## Listed entries
------------------------------------------------------------------------

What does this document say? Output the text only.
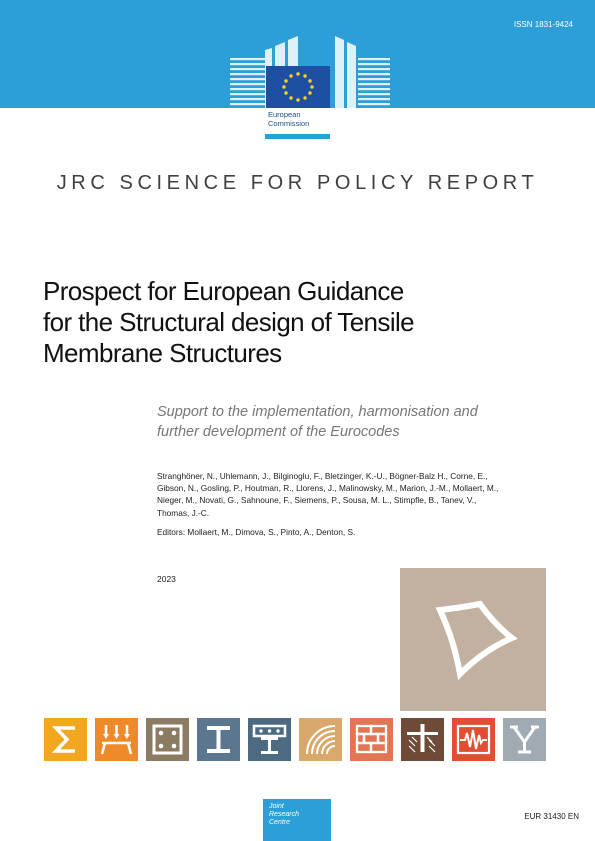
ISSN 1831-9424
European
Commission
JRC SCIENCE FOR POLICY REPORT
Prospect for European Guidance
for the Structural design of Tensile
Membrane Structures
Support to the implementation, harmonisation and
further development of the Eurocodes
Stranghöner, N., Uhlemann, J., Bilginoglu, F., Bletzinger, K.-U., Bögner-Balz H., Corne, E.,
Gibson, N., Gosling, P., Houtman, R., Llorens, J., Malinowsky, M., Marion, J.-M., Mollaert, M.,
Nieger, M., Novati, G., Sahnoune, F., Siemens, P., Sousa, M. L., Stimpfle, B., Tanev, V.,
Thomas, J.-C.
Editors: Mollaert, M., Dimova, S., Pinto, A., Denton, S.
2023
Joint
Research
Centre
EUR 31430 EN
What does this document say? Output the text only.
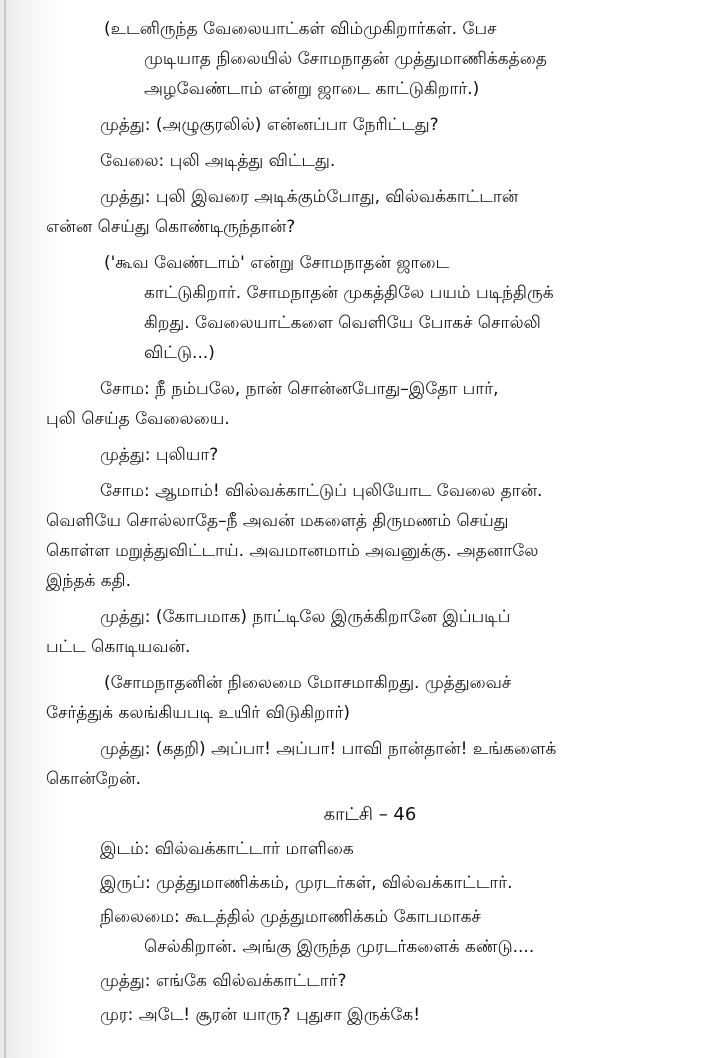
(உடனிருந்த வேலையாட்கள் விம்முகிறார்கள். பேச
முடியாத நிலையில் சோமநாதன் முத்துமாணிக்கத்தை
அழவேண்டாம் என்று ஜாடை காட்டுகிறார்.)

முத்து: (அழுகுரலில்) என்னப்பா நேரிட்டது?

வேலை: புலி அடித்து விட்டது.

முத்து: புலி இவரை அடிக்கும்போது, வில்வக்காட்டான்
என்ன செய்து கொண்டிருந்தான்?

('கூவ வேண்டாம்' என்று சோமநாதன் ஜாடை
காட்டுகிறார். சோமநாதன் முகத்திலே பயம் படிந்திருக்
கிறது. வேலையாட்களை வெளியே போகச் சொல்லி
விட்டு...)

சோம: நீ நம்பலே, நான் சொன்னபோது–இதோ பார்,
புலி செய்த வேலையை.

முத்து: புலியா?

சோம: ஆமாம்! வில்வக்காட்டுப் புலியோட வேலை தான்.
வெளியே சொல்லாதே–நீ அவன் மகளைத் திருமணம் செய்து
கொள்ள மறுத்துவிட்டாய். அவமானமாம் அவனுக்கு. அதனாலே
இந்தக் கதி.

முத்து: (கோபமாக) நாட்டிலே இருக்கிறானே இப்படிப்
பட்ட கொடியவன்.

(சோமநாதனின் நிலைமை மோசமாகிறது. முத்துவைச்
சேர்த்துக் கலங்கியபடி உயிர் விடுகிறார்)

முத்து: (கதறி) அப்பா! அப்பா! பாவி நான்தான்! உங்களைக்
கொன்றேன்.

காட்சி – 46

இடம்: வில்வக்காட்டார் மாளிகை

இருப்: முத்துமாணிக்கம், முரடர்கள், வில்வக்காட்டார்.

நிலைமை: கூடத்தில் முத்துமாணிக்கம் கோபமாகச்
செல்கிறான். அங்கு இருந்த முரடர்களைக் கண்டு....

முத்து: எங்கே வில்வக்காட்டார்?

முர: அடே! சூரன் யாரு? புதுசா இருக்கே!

------------------------------------------------------------------------

## The task
Copy all the entries word for word. Omit any pictures.

## Solution to the problem
What does this document say? Output the text only.
ISSN 1831-9424
European
Commission
JRC SCIENCE FOR POLICY REPORT
Prospect for European Guidance
for the Structural design of Tensile
Membrane Structures
Support to the implementation, harmonisation and
further development of the Eurocodes
Stranghöner, N., Uhlemann, J., Bilginoglu, F., Bletzinger, K.-U., Bögner-Balz H., Corne, E.,
Gibson, N., Gosling, P., Houtman, R., Llorens, J., Malinowsky, M., Marion, J.-M., Mollaert, M.,
Nieger, M., Novati, G., Sahnoune, F., Siemens, P., Sousa, M. L., Stimpfle, B., Tanev, V.,
Thomas, J.-C.
Editors: Mollaert, M., Dimova, S., Pinto, A., Denton, S.
2023
Joint
Research
Centre
EUR 31430 EN
What does this document say? Output the text only.
(உடனிருந்த வேலையாட்கள் விம்முகிறார்கள். பேச
முடியாத நிலையில் சோமநாதன் முத்துமாணிக்கத்தை
அழவேண்டாம் என்று ஜாடை காட்டுகிறார்.)

முத்து: (அழுகுரலில்) என்னப்பா நேரிட்டது?

வேலை: புலி அடித்து விட்டது.

முத்து: புலி இவரை அடிக்கும்போது, வில்வக்காட்டான்
என்ன செய்து கொண்டிருந்தான்?

('கூவ வேண்டாம்' என்று சோமநாதன் ஜாடை
காட்டுகிறார். சோமநாதன் முகத்திலே பயம் படிந்திருக்
கிறது. வேலையாட்களை வெளியே போகச் சொல்லி
விட்டு...)

சோம: நீ நம்பலே, நான் சொன்னபோது–இதோ பார்,
புலி செய்த வேலையை.

முத்து: புலியா?

சோம: ஆமாம்! வில்வக்காட்டுப் புலியோட வேலை தான்.
வெளியே சொல்லாதே–நீ அவன் மகளைத் திருமணம் செய்து
கொள்ள மறுத்துவிட்டாய். அவமானமாம் அவனுக்கு. அதனாலே
இந்தக் கதி.

முத்து: (கோபமாக) நாட்டிலே இருக்கிறானே இப்படிப்
பட்ட கொடியவன்.

(சோமநாதனின் நிலைமை மோசமாகிறது. முத்துவைச்
சேர்த்துக் கலங்கியபடி உயிர் விடுகிறார்)

முத்து: (கதறி) அப்பா! அப்பா! பாவி நான்தான்! உங்களைக்
கொன்றேன்.

காட்சி – 46

இடம்: வில்வக்காட்டார் மாளிகை

இருப்: முத்துமாணிக்கம், முரடர்கள், வில்வக்காட்டார்.

நிலைமை: கூடத்தில் முத்துமாணிக்கம் கோபமாகச்
செல்கிறான். அங்கு இருந்த முரடர்களைக் கண்டு....

முத்து: எங்கே வில்வக்காட்டார்?

முர: அடே! சூரன் யாரு? புதுசா இருக்கே!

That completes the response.